Tell how many lines in the data below include the word "申込不要". The answer is the number only.

________________________________________

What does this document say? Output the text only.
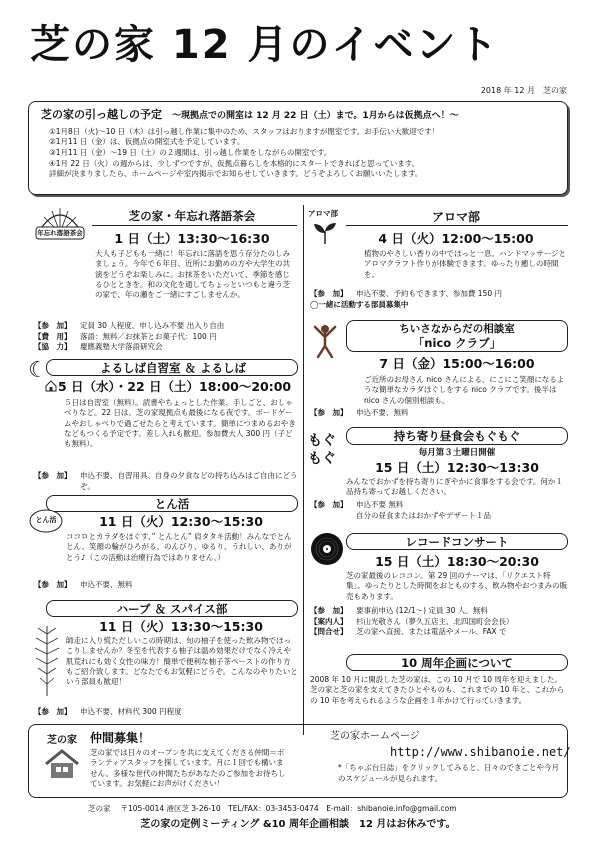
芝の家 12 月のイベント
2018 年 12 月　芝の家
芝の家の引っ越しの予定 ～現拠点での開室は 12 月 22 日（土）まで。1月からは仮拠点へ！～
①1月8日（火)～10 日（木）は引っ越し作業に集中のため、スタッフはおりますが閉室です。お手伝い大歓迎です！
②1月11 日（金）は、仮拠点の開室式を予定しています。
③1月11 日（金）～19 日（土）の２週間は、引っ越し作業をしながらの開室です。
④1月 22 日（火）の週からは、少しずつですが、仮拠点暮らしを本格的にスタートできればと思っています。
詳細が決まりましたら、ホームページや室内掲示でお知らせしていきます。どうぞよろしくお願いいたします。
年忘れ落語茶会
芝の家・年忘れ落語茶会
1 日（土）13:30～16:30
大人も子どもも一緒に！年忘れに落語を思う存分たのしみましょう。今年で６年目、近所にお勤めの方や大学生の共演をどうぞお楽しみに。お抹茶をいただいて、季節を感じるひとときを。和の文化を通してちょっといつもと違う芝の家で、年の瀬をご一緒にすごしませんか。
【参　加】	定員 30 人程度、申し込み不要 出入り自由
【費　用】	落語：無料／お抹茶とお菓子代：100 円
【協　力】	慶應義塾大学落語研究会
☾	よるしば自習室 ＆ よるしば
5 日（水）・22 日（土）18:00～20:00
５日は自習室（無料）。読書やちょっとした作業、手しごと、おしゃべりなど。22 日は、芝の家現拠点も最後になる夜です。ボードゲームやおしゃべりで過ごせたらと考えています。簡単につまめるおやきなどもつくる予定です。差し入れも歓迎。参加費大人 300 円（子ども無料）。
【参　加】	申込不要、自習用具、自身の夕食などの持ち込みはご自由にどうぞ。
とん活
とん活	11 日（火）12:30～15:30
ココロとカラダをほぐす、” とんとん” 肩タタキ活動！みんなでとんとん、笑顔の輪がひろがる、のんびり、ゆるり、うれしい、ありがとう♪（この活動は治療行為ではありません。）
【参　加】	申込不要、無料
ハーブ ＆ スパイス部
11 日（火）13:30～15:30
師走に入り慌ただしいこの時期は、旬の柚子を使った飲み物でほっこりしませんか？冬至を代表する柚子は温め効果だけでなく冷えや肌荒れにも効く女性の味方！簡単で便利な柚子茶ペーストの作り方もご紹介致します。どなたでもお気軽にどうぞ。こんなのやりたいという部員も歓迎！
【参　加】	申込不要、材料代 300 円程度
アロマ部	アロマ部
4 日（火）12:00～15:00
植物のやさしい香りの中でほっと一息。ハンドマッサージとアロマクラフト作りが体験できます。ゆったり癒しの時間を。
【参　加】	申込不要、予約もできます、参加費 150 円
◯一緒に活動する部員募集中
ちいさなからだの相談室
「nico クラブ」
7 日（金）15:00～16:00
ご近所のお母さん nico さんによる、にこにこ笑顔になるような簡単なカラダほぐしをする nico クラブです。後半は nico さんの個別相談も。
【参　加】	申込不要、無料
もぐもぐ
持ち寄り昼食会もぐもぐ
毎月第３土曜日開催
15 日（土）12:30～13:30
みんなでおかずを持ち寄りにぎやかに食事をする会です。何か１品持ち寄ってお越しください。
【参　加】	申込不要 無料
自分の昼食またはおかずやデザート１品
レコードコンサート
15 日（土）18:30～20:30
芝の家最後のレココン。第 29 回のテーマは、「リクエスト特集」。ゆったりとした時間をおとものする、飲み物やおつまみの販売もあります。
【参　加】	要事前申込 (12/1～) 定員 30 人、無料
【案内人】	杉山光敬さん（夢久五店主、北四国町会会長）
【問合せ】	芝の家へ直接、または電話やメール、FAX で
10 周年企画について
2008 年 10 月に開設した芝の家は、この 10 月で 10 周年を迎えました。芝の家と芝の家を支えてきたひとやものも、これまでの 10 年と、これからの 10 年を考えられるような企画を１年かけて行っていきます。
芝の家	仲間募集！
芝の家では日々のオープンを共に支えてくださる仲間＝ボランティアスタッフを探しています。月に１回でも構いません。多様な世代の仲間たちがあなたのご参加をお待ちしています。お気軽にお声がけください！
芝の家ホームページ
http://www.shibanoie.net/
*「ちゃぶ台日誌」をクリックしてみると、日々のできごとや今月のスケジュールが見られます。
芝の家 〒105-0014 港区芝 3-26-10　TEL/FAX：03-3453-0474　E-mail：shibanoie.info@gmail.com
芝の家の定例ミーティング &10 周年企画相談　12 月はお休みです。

________________________________________

_RESPONSE TO THE TASK_
6